**PROBLEM DESCRIPTION**. Drop the pictures, then extract the listing word for word.

* Begin EXTRACTED RECORDS *

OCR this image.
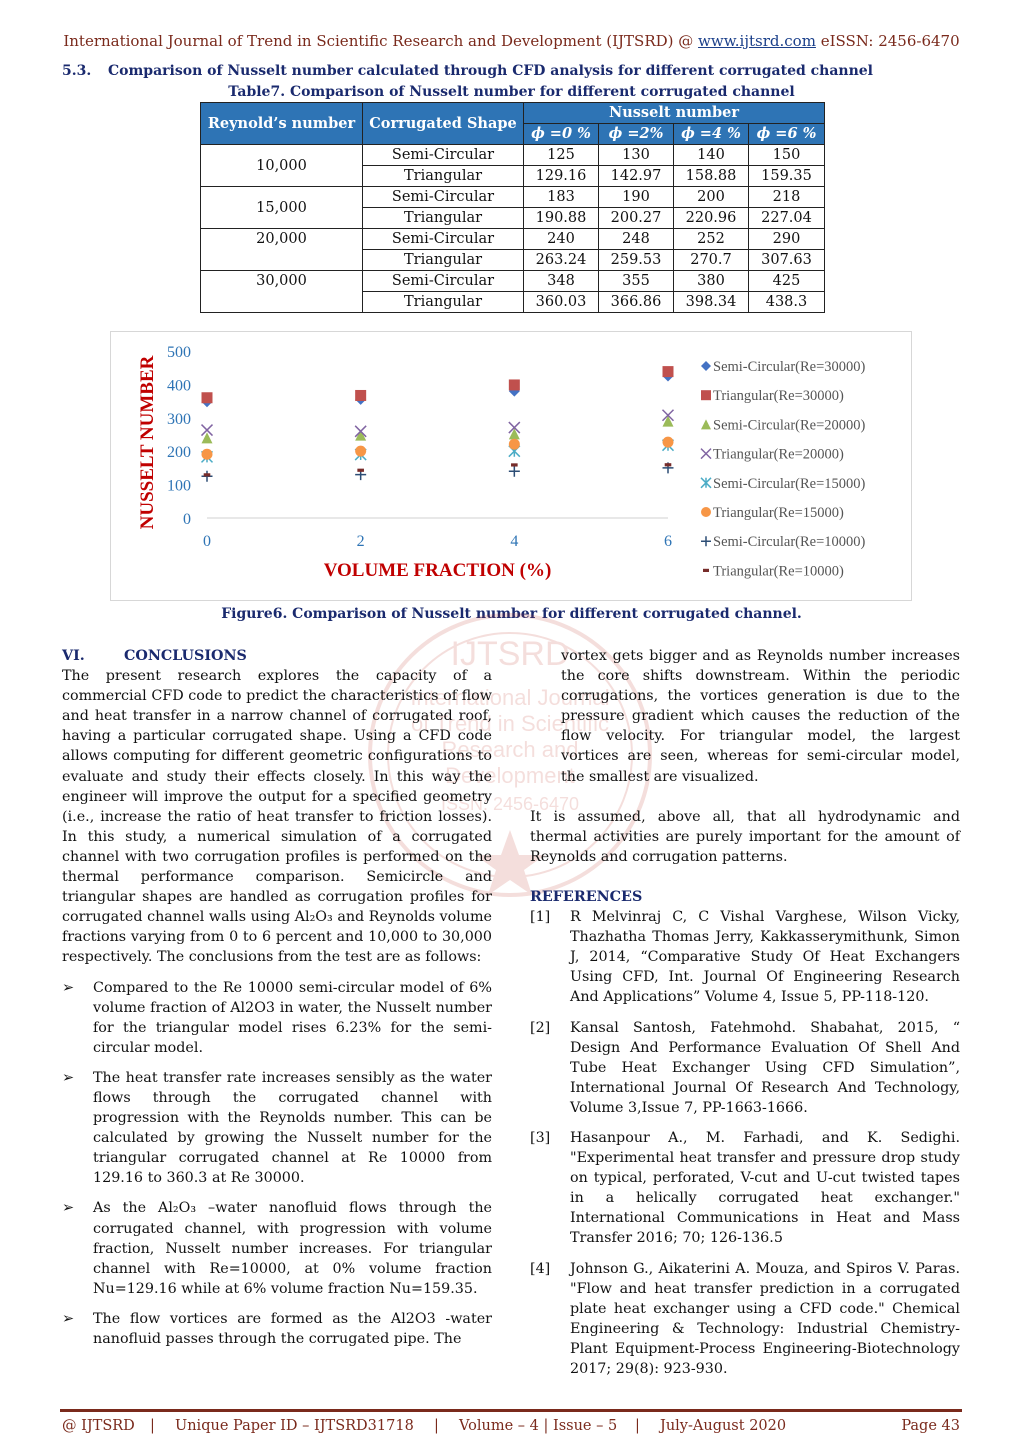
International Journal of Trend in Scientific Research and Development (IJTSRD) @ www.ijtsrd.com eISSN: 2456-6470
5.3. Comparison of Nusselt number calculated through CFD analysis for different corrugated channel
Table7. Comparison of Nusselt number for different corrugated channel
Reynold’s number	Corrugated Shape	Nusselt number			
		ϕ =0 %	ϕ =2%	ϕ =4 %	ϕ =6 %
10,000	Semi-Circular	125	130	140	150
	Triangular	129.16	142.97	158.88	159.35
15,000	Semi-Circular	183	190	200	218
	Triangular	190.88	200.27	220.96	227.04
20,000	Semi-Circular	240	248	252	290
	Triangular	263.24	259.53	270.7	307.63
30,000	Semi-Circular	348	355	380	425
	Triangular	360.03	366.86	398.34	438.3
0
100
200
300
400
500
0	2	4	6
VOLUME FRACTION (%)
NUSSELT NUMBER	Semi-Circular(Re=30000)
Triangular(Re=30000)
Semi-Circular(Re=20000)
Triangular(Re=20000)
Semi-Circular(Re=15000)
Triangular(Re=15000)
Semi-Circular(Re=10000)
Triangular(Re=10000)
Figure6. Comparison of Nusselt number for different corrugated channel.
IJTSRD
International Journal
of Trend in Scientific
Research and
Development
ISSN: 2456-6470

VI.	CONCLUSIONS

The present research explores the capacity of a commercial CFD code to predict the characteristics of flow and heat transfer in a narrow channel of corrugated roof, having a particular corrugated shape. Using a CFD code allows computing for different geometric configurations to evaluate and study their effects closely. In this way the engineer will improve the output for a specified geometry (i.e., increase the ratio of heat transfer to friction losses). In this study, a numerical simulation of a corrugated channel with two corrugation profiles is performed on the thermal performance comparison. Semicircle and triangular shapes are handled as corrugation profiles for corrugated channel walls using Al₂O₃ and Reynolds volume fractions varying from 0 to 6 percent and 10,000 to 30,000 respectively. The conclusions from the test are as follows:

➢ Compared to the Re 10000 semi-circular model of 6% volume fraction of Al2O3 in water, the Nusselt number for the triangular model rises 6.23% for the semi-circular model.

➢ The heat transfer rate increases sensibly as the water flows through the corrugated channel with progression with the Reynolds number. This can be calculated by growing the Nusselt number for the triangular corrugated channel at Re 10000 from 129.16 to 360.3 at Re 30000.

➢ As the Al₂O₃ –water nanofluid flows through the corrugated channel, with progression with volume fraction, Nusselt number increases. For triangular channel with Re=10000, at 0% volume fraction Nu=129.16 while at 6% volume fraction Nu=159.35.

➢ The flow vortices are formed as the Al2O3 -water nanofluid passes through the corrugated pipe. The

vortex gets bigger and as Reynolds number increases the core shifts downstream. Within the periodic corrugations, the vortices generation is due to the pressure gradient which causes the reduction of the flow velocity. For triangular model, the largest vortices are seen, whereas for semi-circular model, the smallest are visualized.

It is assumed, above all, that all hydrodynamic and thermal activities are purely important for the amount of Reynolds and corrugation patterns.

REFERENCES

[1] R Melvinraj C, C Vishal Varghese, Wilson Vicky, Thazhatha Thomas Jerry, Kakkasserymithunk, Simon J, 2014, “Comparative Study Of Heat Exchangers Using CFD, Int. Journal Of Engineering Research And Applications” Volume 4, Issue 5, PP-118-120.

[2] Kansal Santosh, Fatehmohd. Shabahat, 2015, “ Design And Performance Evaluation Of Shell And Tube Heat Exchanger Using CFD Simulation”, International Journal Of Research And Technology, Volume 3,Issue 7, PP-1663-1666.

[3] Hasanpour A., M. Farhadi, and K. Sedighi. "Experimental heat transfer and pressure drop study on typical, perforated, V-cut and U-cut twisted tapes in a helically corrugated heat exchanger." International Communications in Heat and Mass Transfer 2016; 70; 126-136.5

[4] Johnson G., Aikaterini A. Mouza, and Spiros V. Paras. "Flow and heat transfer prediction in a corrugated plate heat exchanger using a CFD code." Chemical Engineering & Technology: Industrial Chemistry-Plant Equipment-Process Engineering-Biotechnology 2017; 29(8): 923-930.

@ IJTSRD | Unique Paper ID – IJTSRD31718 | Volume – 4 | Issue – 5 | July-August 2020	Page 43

* End EXTRACTED RECORDS *

**FULL ANSWER**.
OCR this image.
International Journal of Trend in Scientific Research and Development (IJTSRD) @ www.ijtsrd.com eISSN: 2456-6470
5.3. Comparison of Nusselt number calculated through CFD analysis for different corrugated channel
Table7. Comparison of Nusselt number for different corrugated channel
Reynold’s number	Corrugated Shape	Nusselt number			
		ϕ =0 %	ϕ =2%	ϕ =4 %	ϕ =6 %
10,000	Semi-Circular	125	130	140	150
	Triangular	129.16	142.97	158.88	159.35
15,000	Semi-Circular	183	190	200	218
	Triangular	190.88	200.27	220.96	227.04
20,000	Semi-Circular	240	248	252	290
	Triangular	263.24	259.53	270.7	307.63
30,000	Semi-Circular	348	355	380	425
	Triangular	360.03	366.86	398.34	438.3
0
100
200
300
400
500
0	2	4	6
VOLUME FRACTION (%)
NUSSELT NUMBER	Semi-Circular(Re=30000)
Triangular(Re=30000)
Semi-Circular(Re=20000)
Triangular(Re=20000)
Semi-Circular(Re=15000)
Triangular(Re=15000)
Semi-Circular(Re=10000)
Triangular(Re=10000)
Figure6. Comparison of Nusselt number for different corrugated channel.
IJTSRD
International Journal
of Trend in Scientific
Research and
Development
ISSN: 2456-6470

VI.	CONCLUSIONS

The present research explores the capacity of a commercial CFD code to predict the characteristics of flow and heat transfer in a narrow channel of corrugated roof, having a particular corrugated shape. Using a CFD code allows computing for different geometric configurations to evaluate and study their effects closely. In this way the engineer will improve the output for a specified geometry (i.e., increase the ratio of heat transfer to friction losses). In this study, a numerical simulation of a corrugated channel with two corrugation profiles is performed on the thermal performance comparison. Semicircle and triangular shapes are handled as corrugation profiles for corrugated channel walls using Al₂O₃ and Reynolds volume fractions varying from 0 to 6 percent and 10,000 to 30,000 respectively. The conclusions from the test are as follows:

➢ Compared to the Re 10000 semi-circular model of 6% volume fraction of Al2O3 in water, the Nusselt number for the triangular model rises 6.23% for the semi-circular model.

➢ The heat transfer rate increases sensibly as the water flows through the corrugated channel with progression with the Reynolds number. This can be calculated by growing the Nusselt number for the triangular corrugated channel at Re 10000 from 129.16 to 360.3 at Re 30000.

➢ As the Al₂O₃ –water nanofluid flows through the corrugated channel, with progression with volume fraction, Nusselt number increases. For triangular channel with Re=10000, at 0% volume fraction Nu=129.16 while at 6% volume fraction Nu=159.35.

➢ The flow vortices are formed as the Al2O3 -water nanofluid passes through the corrugated pipe. The

vortex gets bigger and as Reynolds number increases the core shifts downstream. Within the periodic corrugations, the vortices generation is due to the pressure gradient which causes the reduction of the flow velocity. For triangular model, the largest vortices are seen, whereas for semi-circular model, the smallest are visualized.

It is assumed, above all, that all hydrodynamic and thermal activities are purely important for the amount of Reynolds and corrugation patterns.

REFERENCES

[1] R Melvinraj C, C Vishal Varghese, Wilson Vicky, Thazhatha Thomas Jerry, Kakkasserymithunk, Simon J, 2014, “Comparative Study Of Heat Exchangers Using CFD, Int. Journal Of Engineering Research And Applications” Volume 4, Issue 5, PP-118-120.

[2] Kansal Santosh, Fatehmohd. Shabahat, 2015, “ Design And Performance Evaluation Of Shell And Tube Heat Exchanger Using CFD Simulation”, International Journal Of Research And Technology, Volume 3,Issue 7, PP-1663-1666.

[3] Hasanpour A., M. Farhadi, and K. Sedighi. "Experimental heat transfer and pressure drop study on typical, perforated, V-cut and U-cut twisted tapes in a helically corrugated heat exchanger." International Communications in Heat and Mass Transfer 2016; 70; 126-136.5

[4] Johnson G., Aikaterini A. Mouza, and Spiros V. Paras. "Flow and heat transfer prediction in a corrugated plate heat exchanger using a CFD code." Chemical Engineering & Technology: Industrial Chemistry-Plant Equipment-Process Engineering-Biotechnology 2017; 29(8): 923-930.

@ IJTSRD | Unique Paper ID – IJTSRD31718 | Volume – 4 | Issue – 5 | July-August 2020	Page 43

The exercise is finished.